[BEGIN]

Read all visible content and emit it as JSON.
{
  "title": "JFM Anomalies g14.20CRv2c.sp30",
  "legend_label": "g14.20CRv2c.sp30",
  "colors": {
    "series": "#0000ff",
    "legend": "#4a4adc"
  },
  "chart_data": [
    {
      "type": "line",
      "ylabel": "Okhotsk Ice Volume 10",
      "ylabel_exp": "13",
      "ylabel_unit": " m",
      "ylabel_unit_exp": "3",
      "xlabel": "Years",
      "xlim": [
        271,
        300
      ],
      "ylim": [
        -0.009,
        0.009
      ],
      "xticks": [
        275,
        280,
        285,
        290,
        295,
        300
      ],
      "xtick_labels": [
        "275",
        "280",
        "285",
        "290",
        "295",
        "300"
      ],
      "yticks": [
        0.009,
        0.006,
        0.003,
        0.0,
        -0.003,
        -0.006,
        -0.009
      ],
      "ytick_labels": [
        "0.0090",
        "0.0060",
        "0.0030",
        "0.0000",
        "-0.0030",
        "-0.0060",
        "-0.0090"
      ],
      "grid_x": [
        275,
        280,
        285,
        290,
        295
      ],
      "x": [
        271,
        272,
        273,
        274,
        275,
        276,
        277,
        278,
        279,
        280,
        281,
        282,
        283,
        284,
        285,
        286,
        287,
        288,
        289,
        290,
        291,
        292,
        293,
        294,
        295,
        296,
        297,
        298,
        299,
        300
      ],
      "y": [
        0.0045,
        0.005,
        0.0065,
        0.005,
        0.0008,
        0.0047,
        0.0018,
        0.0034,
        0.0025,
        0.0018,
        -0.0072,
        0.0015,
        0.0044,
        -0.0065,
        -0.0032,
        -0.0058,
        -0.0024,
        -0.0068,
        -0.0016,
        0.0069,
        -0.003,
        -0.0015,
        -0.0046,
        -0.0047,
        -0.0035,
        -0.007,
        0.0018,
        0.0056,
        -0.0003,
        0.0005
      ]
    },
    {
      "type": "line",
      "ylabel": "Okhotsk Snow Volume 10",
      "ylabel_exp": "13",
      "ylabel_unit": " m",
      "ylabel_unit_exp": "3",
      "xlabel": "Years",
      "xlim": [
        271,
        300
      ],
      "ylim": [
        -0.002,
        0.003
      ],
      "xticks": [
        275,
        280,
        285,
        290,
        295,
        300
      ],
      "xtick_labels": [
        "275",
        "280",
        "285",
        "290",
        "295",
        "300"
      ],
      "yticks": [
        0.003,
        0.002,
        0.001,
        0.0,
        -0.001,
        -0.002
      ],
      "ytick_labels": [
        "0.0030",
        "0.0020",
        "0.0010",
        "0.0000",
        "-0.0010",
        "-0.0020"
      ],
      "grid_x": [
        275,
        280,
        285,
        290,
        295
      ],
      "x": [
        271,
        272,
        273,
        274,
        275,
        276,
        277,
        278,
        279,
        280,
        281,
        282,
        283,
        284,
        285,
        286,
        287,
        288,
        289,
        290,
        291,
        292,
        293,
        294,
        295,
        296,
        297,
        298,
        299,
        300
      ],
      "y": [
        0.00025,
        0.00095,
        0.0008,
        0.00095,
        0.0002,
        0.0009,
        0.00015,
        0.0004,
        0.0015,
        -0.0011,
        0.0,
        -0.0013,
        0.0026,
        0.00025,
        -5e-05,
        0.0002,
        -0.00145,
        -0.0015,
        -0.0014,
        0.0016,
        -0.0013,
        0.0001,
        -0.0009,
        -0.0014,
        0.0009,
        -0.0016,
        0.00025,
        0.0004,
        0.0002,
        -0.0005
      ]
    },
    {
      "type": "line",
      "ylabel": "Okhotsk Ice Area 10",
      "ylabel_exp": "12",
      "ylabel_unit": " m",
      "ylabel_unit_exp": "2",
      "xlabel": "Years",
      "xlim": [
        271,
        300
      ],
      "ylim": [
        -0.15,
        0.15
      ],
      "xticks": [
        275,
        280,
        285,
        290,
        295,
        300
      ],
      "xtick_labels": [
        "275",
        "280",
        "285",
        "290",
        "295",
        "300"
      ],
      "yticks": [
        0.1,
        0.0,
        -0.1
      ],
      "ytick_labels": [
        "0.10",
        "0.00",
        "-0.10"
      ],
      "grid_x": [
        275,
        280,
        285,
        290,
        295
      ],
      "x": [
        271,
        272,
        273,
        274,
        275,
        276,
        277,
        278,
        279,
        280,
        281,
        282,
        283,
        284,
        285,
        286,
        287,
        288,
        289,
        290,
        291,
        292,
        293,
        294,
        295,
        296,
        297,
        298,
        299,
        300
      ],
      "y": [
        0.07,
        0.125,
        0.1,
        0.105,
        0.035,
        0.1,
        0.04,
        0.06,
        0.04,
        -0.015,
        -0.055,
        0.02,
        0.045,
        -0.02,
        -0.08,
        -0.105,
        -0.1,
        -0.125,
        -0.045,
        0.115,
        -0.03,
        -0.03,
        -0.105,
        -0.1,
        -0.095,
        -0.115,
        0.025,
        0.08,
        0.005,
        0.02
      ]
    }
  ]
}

[END]

* _Work to do_: Scan the listing above and copy all lines containing the word "Volume".

* _Full solution_:
      "ylabel": "Okhotsk Ice Volume 10",
      "ylabel": "Okhotsk Snow Volume 10",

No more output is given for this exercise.